[Start of Entries supplied]

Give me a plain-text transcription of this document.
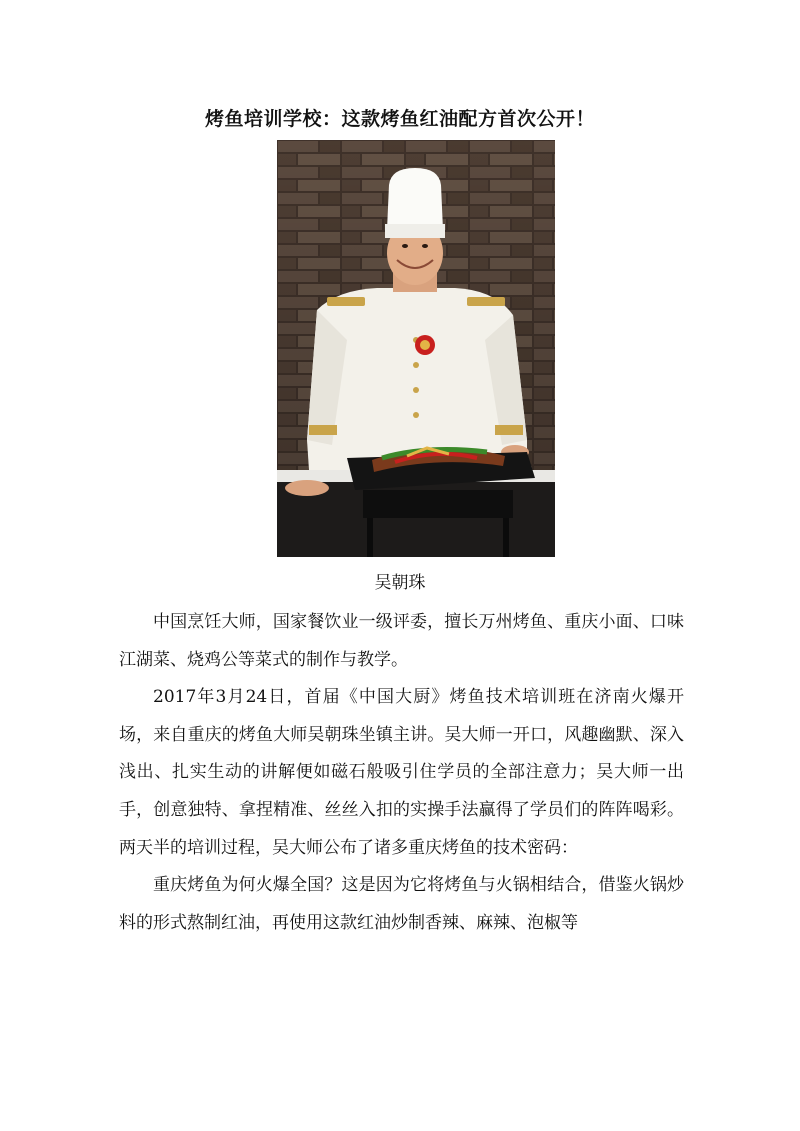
烤鱼培训学校：这款烤鱼红油配方首次公开！
吴朝珠

中国烹饪大师，国家餐饮业一级评委，擅长万州烤鱼、重庆小面、口味江湖菜、烧鸡公等菜式的制作与教学。

2017年3月24日，首届《中国大厨》烤鱼技术培训班在济南火爆开场，来自重庆的烤鱼大师吴朝珠坐镇主讲。吴大师一开口，风趣幽默、深入浅出、扎实生动的讲解便如磁石般吸引住学员的全部注意力；吴大师一出手，创意独特、拿捏精准、丝丝入扣的实操手法赢得了学员们的阵阵喝彩。两天半的培训过程，吴大师公布了诸多重庆烤鱼的技术密码：

重庆烤鱼为何火爆全国？这是因为它将烤鱼与火锅相结合，借鉴火锅炒料的形式熬制红油，再使用这款红油炒制香辣、麻辣、泡椒等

[End of Entries supplied]

Repeat each entry exactly as given; no pictures belong in the copy.

Give me a plain-text transcription of this document.
烤鱼培训学校：这款烤鱼红油配方首次公开！
吴朝珠

中国烹饪大师，国家餐饮业一级评委，擅长万州烤鱼、重庆小面、口味江湖菜、烧鸡公等菜式的制作与教学。

2017年3月24日，首届《中国大厨》烤鱼技术培训班在济南火爆开场，来自重庆的烤鱼大师吴朝珠坐镇主讲。吴大师一开口，风趣幽默、深入浅出、扎实生动的讲解便如磁石般吸引住学员的全部注意力；吴大师一出手，创意独特、拿捏精准、丝丝入扣的实操手法赢得了学员们的阵阵喝彩。两天半的培训过程，吴大师公布了诸多重庆烤鱼的技术密码：

重庆烤鱼为何火爆全国？这是因为它将烤鱼与火锅相结合，借鉴火锅炒料的形式熬制红油，再使用这款红油炒制香辣、麻辣、泡椒等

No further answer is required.